**Dataset rows:**
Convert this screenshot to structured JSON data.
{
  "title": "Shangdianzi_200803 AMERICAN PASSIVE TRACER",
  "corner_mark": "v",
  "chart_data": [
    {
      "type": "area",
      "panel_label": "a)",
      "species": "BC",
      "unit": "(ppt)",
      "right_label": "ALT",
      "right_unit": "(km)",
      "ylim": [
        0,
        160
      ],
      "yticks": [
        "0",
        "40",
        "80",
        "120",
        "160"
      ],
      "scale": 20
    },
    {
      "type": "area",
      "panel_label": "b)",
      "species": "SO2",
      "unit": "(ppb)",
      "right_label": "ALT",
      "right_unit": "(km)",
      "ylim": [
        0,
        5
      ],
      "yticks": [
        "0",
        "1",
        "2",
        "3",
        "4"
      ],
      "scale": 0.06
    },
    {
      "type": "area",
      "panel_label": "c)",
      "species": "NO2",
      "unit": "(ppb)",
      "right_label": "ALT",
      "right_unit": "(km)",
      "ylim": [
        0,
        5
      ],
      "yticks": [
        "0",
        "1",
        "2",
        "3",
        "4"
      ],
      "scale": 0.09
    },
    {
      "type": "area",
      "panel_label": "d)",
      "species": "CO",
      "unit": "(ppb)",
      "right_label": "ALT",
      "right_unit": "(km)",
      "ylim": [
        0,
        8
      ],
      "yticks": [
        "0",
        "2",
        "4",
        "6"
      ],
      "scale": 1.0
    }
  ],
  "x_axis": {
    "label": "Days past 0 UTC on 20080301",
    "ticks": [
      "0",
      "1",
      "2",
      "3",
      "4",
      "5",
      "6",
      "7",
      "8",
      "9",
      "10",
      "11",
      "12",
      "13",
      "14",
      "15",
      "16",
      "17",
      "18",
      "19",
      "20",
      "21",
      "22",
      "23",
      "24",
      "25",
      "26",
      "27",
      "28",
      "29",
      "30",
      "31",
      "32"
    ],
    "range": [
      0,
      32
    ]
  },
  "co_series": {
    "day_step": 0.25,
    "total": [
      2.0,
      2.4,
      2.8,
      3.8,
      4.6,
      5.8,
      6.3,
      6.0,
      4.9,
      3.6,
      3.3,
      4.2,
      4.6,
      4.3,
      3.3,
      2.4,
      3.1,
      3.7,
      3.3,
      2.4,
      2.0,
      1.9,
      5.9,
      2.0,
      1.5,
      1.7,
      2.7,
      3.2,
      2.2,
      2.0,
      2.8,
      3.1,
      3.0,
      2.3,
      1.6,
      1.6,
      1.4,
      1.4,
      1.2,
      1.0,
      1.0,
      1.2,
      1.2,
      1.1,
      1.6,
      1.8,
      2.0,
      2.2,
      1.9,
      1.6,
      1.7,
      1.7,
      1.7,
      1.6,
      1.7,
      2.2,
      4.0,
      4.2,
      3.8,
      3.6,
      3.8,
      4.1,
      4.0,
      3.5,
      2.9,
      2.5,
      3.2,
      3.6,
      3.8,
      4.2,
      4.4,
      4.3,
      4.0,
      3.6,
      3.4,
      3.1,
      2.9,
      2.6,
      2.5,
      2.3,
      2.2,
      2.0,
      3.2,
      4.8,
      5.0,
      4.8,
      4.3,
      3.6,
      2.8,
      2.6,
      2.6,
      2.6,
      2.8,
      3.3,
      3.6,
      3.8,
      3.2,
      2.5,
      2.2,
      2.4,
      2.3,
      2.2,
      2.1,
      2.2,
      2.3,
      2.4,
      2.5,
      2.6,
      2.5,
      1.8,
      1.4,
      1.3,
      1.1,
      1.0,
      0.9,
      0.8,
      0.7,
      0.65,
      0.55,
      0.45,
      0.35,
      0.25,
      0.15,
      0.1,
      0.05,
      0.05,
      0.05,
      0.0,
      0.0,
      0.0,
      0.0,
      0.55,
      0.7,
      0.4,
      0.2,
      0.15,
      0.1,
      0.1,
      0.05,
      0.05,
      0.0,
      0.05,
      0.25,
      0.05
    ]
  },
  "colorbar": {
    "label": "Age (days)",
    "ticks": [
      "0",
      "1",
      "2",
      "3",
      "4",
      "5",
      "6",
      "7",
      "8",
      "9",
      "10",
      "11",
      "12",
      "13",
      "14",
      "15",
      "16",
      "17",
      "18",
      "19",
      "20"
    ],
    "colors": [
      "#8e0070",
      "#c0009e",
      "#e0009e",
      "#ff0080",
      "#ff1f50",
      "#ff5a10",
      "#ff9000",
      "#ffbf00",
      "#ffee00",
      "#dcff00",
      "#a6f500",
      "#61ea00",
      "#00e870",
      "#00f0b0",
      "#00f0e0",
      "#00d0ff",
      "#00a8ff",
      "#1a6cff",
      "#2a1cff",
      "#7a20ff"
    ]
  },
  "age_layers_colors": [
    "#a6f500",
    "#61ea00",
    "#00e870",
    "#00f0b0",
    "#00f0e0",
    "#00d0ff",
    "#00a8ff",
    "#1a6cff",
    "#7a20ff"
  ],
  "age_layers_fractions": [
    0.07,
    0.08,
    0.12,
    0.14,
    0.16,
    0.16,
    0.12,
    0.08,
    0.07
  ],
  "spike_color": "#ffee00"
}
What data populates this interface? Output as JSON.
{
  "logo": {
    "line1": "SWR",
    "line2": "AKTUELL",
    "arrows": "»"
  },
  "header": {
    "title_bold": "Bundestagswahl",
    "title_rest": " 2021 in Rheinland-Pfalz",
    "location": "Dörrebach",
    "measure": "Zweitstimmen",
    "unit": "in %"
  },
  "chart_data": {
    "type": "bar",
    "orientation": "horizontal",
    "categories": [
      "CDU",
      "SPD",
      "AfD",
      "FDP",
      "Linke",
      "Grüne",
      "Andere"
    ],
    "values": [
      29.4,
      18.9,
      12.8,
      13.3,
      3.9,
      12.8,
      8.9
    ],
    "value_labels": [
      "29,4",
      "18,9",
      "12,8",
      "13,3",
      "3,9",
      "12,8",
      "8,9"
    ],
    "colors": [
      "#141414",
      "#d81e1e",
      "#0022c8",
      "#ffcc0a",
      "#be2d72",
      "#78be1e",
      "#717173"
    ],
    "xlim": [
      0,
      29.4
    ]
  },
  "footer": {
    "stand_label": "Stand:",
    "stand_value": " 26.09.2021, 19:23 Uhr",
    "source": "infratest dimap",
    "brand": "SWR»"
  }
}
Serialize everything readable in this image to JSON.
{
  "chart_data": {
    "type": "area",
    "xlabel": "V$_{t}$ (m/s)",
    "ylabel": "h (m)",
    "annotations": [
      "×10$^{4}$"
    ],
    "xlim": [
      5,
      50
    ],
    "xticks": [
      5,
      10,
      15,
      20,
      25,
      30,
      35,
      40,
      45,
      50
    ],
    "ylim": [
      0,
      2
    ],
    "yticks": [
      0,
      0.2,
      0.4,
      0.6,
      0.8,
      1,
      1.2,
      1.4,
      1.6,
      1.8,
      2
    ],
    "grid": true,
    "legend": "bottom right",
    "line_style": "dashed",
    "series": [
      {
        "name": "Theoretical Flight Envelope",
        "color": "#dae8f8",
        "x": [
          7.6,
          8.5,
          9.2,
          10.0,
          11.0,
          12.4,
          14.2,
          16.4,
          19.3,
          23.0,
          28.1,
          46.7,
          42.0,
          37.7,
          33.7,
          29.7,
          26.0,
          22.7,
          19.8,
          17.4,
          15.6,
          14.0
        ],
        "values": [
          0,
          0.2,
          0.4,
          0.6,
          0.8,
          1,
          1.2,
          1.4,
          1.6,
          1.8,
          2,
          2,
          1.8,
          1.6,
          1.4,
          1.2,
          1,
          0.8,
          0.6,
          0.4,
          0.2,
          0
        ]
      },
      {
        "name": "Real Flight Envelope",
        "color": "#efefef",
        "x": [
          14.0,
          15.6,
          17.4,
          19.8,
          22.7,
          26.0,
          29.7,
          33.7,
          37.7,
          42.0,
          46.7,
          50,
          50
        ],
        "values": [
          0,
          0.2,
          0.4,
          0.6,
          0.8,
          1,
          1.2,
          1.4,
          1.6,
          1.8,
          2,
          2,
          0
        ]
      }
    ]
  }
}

**Work instructions:** How many lines of the listing above include the word "name"? Reply with the number alone.

**Task answer:** 2